╭──
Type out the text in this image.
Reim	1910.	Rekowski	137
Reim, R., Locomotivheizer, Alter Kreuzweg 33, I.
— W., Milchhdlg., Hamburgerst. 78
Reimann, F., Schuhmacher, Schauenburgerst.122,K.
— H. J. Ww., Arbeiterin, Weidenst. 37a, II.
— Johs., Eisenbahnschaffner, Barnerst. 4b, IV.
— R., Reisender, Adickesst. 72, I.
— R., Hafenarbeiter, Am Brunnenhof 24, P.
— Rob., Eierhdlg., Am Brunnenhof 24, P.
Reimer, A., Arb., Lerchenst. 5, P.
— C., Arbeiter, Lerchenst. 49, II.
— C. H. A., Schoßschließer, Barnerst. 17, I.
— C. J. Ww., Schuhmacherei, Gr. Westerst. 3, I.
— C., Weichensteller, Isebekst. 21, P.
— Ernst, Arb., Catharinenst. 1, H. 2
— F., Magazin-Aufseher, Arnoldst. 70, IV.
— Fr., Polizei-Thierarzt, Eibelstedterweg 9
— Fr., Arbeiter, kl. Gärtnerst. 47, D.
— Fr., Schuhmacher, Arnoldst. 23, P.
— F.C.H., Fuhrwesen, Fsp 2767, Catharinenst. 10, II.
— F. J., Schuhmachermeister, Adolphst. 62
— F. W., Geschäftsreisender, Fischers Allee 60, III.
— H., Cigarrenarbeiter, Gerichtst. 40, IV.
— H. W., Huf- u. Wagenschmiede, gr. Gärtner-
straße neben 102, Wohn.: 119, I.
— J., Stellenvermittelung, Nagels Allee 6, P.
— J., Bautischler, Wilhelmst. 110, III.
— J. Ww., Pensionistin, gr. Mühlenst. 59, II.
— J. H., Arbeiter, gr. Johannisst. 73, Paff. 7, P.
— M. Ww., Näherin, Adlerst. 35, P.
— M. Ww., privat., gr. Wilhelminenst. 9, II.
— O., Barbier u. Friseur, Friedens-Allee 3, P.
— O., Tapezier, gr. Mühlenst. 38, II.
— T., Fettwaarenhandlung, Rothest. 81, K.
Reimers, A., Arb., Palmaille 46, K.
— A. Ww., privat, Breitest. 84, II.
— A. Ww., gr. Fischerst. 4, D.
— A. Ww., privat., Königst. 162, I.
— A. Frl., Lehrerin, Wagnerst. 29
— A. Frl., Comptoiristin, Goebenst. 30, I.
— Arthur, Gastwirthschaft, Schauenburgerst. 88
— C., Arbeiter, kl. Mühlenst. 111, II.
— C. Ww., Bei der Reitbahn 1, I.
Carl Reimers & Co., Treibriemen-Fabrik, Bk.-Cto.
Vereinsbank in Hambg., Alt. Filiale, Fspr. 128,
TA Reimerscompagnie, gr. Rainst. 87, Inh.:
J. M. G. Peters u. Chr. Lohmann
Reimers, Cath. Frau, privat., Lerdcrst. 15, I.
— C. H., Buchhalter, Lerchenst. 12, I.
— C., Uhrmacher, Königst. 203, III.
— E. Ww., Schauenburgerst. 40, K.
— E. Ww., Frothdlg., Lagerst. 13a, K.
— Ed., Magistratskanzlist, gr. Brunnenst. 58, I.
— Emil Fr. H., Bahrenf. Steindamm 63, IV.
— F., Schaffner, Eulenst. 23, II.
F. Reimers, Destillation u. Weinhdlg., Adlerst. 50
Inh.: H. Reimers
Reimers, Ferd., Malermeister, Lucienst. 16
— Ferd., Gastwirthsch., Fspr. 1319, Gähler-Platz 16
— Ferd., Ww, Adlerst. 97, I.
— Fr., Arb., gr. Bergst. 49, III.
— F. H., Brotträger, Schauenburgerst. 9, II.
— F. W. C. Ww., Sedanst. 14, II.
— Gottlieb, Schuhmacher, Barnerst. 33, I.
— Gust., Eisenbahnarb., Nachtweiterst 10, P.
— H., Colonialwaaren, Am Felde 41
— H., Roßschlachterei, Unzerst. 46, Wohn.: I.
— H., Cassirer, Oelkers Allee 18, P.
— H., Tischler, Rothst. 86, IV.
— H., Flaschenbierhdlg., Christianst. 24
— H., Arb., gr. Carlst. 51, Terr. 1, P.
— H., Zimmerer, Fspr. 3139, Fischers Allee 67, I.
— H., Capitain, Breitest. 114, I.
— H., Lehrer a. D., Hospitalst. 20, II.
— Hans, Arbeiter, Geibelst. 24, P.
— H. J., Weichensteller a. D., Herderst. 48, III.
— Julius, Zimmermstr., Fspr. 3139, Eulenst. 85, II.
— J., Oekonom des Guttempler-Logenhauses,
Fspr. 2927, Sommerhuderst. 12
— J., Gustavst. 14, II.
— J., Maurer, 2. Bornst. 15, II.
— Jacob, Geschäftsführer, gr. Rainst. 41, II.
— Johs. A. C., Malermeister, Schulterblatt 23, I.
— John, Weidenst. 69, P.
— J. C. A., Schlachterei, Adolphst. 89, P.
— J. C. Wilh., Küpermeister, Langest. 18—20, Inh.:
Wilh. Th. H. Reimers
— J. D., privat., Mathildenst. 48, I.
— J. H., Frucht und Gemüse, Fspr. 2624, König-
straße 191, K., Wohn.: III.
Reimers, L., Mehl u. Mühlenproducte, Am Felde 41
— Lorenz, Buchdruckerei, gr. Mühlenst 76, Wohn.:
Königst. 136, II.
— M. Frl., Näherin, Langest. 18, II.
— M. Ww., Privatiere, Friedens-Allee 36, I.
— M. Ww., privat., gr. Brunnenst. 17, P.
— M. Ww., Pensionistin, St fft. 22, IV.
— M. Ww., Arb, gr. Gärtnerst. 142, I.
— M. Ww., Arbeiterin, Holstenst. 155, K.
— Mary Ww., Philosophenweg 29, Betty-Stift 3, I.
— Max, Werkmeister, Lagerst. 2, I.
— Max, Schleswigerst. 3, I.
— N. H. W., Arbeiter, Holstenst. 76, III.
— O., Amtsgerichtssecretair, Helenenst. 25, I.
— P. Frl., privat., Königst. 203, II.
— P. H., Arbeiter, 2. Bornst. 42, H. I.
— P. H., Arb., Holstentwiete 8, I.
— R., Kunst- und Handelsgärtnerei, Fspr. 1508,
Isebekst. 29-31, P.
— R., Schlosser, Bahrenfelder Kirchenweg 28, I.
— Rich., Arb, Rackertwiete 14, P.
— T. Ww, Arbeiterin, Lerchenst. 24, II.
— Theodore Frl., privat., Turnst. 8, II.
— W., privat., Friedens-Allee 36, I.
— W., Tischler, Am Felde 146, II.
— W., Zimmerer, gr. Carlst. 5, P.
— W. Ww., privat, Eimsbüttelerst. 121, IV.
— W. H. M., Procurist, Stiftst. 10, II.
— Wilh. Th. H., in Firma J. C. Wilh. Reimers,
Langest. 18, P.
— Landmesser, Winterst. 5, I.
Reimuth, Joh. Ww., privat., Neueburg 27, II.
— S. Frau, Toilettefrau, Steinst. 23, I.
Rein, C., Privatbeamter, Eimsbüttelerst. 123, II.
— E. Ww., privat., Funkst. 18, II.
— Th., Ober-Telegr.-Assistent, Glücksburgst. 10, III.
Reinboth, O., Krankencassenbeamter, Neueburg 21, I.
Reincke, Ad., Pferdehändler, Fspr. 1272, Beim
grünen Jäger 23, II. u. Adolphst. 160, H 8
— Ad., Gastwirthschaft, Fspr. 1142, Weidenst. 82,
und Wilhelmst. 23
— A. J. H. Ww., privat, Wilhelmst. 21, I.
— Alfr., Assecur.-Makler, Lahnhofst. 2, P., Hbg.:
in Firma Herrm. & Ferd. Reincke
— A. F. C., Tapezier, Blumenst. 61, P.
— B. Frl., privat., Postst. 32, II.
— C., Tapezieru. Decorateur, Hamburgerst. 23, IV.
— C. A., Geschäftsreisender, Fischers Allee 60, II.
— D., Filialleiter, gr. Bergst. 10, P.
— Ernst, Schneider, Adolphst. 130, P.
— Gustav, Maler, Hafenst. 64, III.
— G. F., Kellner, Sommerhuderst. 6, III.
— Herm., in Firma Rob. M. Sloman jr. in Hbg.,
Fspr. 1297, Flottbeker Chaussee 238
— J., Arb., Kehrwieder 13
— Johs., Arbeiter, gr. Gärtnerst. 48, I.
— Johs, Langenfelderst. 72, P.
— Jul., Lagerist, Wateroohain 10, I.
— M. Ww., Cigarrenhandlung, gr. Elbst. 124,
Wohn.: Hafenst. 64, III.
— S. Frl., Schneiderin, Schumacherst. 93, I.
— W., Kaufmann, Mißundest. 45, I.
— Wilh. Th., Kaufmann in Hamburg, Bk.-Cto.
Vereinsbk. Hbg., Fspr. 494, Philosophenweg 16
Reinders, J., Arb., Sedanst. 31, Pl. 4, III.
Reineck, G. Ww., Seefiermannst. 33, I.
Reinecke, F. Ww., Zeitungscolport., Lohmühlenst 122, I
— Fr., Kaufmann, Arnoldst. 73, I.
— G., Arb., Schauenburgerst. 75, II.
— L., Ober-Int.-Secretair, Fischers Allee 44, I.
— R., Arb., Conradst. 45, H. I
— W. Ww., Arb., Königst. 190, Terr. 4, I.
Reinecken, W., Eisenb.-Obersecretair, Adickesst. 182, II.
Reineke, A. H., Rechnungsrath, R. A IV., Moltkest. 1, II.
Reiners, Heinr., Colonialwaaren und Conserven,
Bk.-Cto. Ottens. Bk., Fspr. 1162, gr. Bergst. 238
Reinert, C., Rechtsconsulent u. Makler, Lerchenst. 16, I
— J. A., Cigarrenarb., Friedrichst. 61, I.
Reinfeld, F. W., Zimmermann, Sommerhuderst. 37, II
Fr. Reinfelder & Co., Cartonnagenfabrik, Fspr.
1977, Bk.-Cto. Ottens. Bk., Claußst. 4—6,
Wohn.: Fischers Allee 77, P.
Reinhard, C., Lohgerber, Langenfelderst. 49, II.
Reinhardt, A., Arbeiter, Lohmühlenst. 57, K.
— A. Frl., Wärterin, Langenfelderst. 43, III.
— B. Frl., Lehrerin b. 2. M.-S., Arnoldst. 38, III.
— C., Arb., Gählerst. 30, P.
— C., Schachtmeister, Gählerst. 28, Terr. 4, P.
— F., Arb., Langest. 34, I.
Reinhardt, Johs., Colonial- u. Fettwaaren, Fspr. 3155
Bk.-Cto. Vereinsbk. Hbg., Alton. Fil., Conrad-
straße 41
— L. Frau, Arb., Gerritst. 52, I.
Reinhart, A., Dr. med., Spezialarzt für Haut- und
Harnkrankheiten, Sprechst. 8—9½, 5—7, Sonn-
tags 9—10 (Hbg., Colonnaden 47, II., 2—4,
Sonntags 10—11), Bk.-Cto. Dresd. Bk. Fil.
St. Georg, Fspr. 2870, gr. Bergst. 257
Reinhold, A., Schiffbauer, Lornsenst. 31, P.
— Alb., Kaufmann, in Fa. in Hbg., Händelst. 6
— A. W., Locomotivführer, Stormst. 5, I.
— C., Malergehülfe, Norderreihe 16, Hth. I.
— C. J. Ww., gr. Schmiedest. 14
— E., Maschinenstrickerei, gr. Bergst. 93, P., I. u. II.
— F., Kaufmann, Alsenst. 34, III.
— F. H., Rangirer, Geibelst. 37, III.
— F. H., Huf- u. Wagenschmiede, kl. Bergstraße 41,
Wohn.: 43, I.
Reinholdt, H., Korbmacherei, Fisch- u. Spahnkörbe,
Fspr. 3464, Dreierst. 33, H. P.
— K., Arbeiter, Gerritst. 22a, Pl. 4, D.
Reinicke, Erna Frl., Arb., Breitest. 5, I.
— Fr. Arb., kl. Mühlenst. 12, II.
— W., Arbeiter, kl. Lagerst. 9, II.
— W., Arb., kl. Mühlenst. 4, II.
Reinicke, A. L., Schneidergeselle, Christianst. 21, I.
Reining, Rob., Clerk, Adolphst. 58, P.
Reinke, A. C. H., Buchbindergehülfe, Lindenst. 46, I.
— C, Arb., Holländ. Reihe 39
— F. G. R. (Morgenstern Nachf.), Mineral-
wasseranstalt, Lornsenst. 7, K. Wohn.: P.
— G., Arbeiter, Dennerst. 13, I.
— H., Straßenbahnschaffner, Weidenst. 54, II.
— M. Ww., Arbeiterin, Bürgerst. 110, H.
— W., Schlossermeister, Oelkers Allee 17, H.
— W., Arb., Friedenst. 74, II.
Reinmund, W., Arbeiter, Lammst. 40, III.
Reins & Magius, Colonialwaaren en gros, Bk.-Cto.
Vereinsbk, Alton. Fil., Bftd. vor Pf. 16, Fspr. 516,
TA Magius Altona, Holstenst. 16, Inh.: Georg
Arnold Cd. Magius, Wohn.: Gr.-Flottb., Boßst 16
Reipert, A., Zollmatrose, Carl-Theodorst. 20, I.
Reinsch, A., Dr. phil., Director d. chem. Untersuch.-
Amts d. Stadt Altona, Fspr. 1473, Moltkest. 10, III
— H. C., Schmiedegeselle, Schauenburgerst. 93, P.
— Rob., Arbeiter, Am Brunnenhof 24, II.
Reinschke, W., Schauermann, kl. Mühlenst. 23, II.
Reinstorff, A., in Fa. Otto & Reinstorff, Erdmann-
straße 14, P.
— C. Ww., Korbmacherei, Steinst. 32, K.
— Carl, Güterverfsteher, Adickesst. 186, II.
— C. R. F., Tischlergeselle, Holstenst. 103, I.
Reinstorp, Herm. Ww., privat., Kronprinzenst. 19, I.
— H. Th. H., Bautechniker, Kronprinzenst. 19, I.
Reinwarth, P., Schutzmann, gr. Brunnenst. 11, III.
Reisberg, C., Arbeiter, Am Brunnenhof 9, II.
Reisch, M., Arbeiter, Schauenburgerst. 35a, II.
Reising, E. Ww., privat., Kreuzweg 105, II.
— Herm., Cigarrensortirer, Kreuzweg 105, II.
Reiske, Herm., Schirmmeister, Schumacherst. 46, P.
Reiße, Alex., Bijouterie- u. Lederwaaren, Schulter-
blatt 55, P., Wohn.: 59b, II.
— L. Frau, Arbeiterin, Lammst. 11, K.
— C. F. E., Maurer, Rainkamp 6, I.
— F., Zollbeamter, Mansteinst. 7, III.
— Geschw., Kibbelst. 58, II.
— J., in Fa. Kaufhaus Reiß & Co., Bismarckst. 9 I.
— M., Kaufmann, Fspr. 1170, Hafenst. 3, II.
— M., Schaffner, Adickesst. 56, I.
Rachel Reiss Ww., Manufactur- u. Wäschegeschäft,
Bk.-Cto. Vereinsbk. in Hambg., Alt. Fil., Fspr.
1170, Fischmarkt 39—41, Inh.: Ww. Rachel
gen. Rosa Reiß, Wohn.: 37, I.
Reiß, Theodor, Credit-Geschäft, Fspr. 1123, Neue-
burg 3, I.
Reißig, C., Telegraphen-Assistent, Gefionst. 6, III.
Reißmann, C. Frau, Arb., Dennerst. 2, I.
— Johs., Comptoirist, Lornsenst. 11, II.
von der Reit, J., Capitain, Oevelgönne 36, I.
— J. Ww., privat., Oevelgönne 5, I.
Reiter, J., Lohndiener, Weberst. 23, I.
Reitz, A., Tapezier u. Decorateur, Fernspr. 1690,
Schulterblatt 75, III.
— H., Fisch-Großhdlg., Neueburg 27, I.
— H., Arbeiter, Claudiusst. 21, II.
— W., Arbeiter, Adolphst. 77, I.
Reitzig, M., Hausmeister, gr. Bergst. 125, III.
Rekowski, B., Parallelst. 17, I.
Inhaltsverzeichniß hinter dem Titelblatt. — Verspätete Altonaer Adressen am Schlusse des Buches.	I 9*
╰──
## Aim
Above are some records. Report the number of their lines that include "Arnoldst", and add nothing else.

## Final result
4